Word for word, retype every entry in the listing.

============================================================

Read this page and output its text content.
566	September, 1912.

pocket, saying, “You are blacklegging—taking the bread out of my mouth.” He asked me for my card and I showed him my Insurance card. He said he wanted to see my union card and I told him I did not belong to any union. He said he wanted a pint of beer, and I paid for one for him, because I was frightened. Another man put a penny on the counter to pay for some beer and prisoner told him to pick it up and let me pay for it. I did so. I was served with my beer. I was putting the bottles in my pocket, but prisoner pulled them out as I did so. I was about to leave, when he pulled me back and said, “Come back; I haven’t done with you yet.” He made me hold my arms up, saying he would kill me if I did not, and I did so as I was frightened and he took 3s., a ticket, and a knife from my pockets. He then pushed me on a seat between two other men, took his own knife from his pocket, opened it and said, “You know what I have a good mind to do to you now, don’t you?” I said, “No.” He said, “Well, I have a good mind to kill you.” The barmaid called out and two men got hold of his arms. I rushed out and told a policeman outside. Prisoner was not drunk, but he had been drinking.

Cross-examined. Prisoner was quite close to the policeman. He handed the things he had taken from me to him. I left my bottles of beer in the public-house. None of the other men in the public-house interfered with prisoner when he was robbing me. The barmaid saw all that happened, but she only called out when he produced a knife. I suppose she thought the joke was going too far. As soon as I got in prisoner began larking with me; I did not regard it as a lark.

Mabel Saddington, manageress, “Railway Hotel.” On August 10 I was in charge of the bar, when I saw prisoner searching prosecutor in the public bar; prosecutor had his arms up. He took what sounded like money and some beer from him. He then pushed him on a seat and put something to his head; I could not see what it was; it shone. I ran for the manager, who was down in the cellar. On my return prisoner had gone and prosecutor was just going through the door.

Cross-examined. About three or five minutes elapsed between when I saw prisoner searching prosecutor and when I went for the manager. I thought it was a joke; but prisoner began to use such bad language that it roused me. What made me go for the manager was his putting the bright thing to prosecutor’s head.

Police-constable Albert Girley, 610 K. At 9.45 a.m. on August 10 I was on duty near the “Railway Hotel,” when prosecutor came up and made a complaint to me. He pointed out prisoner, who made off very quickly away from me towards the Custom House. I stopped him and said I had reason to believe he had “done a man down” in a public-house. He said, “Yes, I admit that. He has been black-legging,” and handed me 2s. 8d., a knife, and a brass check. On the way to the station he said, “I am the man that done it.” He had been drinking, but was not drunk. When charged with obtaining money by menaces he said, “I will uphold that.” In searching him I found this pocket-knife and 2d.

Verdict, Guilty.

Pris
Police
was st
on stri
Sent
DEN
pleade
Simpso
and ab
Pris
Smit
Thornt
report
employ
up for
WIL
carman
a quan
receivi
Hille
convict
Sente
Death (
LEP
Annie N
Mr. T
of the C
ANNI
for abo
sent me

============================================================

● **Finished task**:
Read this page and output its text content.
566	September, 1912.

pocket, saying, “You are blacklegging—taking the bread out of my mouth.” He asked me for my card and I showed him my Insurance card. He said he wanted to see my union card and I told him I did not belong to any union. He said he wanted a pint of beer, and I paid for one for him, because I was frightened. Another man put a penny on the counter to pay for some beer and prisoner told him to pick it up and let me pay for it. I did so. I was served with my beer. I was putting the bottles in my pocket, but prisoner pulled them out as I did so. I was about to leave, when he pulled me back and said, “Come back; I haven’t done with you yet.” He made me hold my arms up, saying he would kill me if I did not, and I did so as I was frightened and he took 3s., a ticket, and a knife from my pockets. He then pushed me on a seat between two other men, took his own knife from his pocket, opened it and said, “You know what I have a good mind to do to you now, don’t you?” I said, “No.” He said, “Well, I have a good mind to kill you.” The barmaid called out and two men got hold of his arms. I rushed out and told a policeman outside. Prisoner was not drunk, but he had been drinking.

Cross-examined. Prisoner was quite close to the policeman. He handed the things he had taken from me to him. I left my bottles of beer in the public-house. None of the other men in the public-house interfered with prisoner when he was robbing me. The barmaid saw all that happened, but she only called out when he produced a knife. I suppose she thought the joke was going too far. As soon as I got in prisoner began larking with me; I did not regard it as a lark.

Mabel Saddington, manageress, “Railway Hotel.” On August 10 I was in charge of the bar, when I saw prisoner searching prosecutor in the public bar; prosecutor had his arms up. He took what sounded like money and some beer from him. He then pushed him on a seat and put something to his head; I could not see what it was; it shone. I ran for the manager, who was down in the cellar. On my return prisoner had gone and prosecutor was just going through the door.

Cross-examined. About three or five minutes elapsed between when I saw prisoner searching prosecutor and when I went for the manager. I thought it was a joke; but prisoner began to use such bad language that it roused me. What made me go for the manager was his putting the bright thing to prosecutor’s head.

Police-constable Albert Girley, 610 K. At 9.45 a.m. on August 10 I was on duty near the “Railway Hotel,” when prosecutor came up and made a complaint to me. He pointed out prisoner, who made off very quickly away from me towards the Custom House. I stopped him and said I had reason to believe he had “done a man down” in a public-house. He said, “Yes, I admit that. He has been black-legging,” and handed me 2s. 8d., a knife, and a brass check. On the way to the station he said, “I am the man that done it.” He had been drinking, but was not drunk. When charged with obtaining money by menaces he said, “I will uphold that.” In searching him I found this pocket-knife and 2d.

Verdict, Guilty.

Pris
Police
was st
on stri
Sent
DEN
pleade
Simpso
and ab
Pris
Smit
Thornt
report
employ
up for
WIL
carman
a quan
receivi
Hille
convict
Sente
Death (
LEP
Annie N
Mr. T
of the C
ANNI
for abo
sent me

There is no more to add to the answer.